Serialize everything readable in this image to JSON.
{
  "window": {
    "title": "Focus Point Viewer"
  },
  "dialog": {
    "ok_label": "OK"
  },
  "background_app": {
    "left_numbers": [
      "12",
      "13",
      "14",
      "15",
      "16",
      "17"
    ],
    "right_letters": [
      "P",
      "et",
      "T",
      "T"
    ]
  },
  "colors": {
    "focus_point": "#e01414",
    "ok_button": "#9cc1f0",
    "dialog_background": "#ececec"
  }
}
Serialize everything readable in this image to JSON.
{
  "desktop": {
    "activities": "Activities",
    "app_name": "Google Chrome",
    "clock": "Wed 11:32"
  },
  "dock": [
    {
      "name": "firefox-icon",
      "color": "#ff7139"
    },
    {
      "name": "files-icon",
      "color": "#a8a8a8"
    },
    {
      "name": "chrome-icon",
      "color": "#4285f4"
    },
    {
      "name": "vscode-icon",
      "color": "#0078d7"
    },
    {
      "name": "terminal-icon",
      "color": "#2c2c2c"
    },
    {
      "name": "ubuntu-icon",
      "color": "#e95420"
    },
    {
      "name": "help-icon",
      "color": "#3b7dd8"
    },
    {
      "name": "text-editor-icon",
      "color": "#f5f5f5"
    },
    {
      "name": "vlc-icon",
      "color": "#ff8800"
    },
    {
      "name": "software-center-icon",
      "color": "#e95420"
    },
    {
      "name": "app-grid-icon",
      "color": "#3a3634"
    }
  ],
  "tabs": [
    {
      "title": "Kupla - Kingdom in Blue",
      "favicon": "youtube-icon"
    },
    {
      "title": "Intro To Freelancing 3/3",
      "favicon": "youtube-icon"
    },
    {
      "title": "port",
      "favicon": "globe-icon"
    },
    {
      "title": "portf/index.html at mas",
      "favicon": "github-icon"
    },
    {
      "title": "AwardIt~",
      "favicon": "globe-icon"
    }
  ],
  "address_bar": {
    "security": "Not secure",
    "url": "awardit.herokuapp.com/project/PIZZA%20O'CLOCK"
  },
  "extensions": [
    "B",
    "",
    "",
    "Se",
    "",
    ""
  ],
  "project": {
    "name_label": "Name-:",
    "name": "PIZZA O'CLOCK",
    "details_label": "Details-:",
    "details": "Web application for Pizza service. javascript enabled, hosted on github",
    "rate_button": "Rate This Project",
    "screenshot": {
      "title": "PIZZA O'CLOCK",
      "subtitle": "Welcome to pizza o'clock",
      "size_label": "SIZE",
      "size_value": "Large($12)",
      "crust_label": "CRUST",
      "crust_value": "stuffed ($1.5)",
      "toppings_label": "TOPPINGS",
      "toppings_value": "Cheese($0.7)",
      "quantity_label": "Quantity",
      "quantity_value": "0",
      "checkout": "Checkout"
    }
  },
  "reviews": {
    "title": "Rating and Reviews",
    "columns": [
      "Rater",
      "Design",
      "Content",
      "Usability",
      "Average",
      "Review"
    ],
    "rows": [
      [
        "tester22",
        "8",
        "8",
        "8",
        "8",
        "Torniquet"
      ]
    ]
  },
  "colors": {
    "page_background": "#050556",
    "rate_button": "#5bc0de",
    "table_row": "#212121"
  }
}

········

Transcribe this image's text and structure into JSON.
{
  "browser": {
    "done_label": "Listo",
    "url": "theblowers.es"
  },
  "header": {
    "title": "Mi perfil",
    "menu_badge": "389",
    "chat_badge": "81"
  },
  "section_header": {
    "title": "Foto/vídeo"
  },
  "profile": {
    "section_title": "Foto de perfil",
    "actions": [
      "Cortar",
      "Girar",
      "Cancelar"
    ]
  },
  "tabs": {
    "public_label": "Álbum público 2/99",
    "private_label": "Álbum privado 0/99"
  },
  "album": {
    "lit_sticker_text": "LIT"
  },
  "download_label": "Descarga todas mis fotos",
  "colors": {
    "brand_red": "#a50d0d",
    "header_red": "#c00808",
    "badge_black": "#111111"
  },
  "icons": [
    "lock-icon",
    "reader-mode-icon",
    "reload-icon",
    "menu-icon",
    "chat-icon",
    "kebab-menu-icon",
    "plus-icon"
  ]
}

········

■ **Task to carry out**
Each line with the string "Álbum" in it needs to be found and copied.

■ **Output of the exercise**
    "public_label": "Álbum público 2/99",
    "private_label": "Álbum privado 0/99"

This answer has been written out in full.